**ENTRIES:**

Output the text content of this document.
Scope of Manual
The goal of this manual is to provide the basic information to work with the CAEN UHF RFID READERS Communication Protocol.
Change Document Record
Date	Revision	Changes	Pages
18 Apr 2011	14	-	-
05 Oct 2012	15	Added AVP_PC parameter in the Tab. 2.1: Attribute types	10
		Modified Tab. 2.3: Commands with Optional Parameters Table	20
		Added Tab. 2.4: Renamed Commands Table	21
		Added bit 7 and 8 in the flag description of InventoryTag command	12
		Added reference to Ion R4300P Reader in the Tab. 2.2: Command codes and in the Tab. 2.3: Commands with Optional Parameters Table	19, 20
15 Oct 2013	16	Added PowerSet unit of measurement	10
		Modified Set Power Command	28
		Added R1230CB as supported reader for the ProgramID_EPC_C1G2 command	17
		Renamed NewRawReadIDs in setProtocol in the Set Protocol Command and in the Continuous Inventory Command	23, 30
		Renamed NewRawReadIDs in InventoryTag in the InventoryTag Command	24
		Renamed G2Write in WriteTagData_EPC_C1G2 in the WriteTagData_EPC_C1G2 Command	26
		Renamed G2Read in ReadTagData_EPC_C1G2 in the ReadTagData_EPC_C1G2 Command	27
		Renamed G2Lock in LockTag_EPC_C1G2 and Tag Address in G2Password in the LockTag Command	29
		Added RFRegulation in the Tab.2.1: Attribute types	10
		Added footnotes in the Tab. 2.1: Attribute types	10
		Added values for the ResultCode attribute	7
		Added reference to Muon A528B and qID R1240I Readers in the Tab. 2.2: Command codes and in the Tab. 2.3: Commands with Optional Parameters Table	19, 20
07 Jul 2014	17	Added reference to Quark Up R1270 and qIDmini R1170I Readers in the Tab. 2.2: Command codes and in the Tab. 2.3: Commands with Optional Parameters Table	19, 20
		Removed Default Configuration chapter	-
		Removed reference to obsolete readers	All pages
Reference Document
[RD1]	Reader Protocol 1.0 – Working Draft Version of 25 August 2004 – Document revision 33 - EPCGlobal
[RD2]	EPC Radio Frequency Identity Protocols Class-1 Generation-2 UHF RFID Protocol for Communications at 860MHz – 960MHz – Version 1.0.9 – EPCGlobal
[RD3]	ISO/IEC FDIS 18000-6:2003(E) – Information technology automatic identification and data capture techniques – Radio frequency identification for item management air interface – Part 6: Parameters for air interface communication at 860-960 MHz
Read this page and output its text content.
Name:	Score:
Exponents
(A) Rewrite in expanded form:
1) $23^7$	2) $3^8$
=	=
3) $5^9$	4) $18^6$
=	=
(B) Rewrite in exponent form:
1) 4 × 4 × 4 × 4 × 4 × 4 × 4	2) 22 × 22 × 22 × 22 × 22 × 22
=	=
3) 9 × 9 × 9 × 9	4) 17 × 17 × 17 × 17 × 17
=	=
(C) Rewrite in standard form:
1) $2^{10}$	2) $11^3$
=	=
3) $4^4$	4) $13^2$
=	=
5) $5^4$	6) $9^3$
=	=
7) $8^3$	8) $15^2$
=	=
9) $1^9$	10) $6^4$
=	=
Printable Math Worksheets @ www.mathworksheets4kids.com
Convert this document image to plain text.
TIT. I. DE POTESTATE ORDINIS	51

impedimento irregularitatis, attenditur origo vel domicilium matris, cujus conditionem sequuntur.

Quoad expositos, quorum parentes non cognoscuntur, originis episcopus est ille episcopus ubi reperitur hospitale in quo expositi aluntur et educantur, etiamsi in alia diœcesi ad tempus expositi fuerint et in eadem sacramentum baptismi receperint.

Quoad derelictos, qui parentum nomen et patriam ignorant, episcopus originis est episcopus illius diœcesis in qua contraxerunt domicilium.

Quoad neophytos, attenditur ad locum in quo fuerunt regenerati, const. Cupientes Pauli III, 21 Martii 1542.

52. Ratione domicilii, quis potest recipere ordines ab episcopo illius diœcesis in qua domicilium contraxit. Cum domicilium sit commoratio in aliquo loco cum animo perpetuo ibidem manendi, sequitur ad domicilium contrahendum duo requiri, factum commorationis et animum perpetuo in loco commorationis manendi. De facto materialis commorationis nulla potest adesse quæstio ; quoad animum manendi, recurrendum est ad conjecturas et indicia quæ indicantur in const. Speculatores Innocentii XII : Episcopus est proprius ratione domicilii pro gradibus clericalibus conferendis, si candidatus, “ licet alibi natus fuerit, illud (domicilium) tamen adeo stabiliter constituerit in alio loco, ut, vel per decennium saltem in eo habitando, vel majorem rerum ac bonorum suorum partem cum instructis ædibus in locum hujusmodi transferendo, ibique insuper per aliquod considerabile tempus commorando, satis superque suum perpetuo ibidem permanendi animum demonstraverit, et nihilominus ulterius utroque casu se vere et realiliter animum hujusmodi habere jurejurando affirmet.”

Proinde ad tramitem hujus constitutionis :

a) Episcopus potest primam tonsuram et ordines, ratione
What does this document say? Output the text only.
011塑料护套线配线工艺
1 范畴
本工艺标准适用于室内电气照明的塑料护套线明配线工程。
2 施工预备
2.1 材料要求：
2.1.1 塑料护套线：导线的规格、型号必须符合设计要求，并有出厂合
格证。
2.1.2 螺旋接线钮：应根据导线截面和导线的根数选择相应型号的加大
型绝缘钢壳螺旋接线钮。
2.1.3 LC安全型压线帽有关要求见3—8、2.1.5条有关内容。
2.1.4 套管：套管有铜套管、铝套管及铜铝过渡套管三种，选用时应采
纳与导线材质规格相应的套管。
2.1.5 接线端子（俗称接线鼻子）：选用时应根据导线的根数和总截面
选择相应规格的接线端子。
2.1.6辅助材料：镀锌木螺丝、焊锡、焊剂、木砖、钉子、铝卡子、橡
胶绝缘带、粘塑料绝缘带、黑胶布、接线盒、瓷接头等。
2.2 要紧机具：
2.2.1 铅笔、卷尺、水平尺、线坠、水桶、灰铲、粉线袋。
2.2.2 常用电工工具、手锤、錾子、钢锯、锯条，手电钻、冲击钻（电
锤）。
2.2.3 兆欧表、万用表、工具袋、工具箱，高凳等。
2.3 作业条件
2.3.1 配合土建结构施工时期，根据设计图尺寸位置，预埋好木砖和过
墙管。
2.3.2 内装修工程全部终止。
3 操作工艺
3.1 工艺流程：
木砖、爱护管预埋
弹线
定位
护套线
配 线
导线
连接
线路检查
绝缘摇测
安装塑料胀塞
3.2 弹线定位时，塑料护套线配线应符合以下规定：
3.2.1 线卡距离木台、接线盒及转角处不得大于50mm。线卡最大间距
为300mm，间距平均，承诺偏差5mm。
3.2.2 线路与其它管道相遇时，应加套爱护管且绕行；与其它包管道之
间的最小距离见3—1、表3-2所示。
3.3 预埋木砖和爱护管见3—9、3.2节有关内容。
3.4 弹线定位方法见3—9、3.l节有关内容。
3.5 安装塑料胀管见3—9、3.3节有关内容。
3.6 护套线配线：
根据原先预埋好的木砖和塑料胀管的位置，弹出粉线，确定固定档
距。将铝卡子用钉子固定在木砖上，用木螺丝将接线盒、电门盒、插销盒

**PROBLEM:** Give every line of the material that includes the string "originis".

**TASK RESPONSE:**
Quoad expositos, quorum parentes non cognoscuntur, originis episcopus est ille episcopus ubi reperitur hospitale in quo expositi aluntur et educantur, etiamsi in alia diœcesi ad tempus expositi fuerint et in eadem sacramentum baptismi receperint.
Quoad derelictos, qui parentum nomen et patriam ignorant, episcopus originis est episcopus illius diœcesis in qua contraxerunt domicilium.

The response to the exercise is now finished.